**Available data:**
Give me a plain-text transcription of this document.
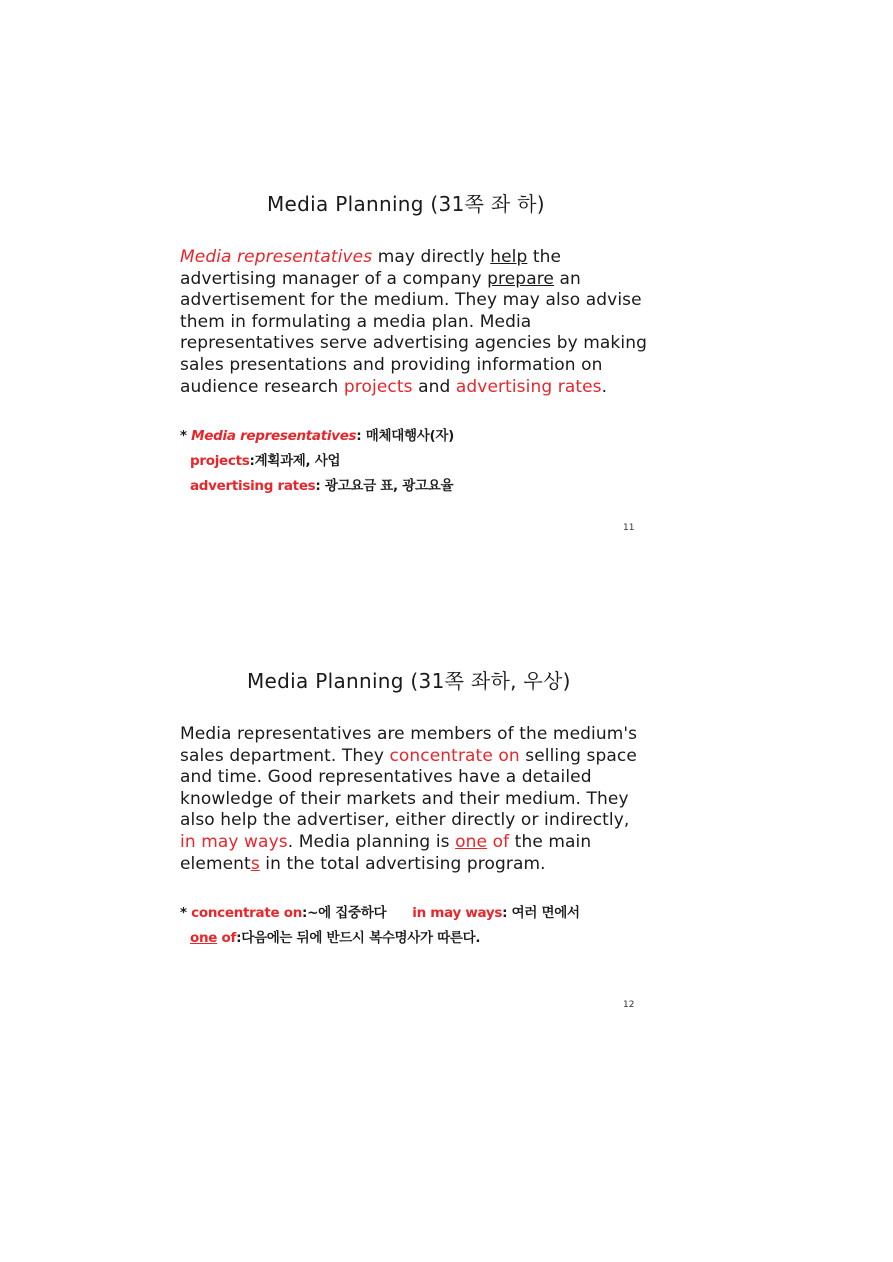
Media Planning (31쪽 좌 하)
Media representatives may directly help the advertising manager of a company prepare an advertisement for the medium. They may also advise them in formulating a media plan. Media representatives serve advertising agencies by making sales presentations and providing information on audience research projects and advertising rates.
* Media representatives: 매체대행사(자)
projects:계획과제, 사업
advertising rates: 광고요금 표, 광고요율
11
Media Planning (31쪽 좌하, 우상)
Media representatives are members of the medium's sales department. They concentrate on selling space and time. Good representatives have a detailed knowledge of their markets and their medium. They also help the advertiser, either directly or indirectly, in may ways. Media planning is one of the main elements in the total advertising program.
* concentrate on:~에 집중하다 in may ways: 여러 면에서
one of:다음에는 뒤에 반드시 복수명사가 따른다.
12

**Exercise aim:** Each record above should be copied character for character, with pictures dropped.

**Solution to the exercise:**
Give me a plain-text transcription of this document.
Media Planning (31쪽 좌 하)
Media representatives may directly help the advertising manager of a company prepare an advertisement for the medium. They may also advise them in formulating a media plan. Media representatives serve advertising agencies by making sales presentations and providing information on audience research projects and advertising rates.
* Media representatives: 매체대행사(자)
projects:계획과제, 사업
advertising rates: 광고요금 표, 광고요율
11
Media Planning (31쪽 좌하, 우상)
Media representatives are members of the medium's sales department. They concentrate on selling space and time. Good representatives have a detailed knowledge of their markets and their medium. They also help the advertiser, either directly or indirectly, in may ways. Media planning is one of the main elements in the total advertising program.
* concentrate on:~에 집중하다 in may ways: 여러 면에서
one of:다음에는 뒤에 반드시 복수명사가 따른다.
12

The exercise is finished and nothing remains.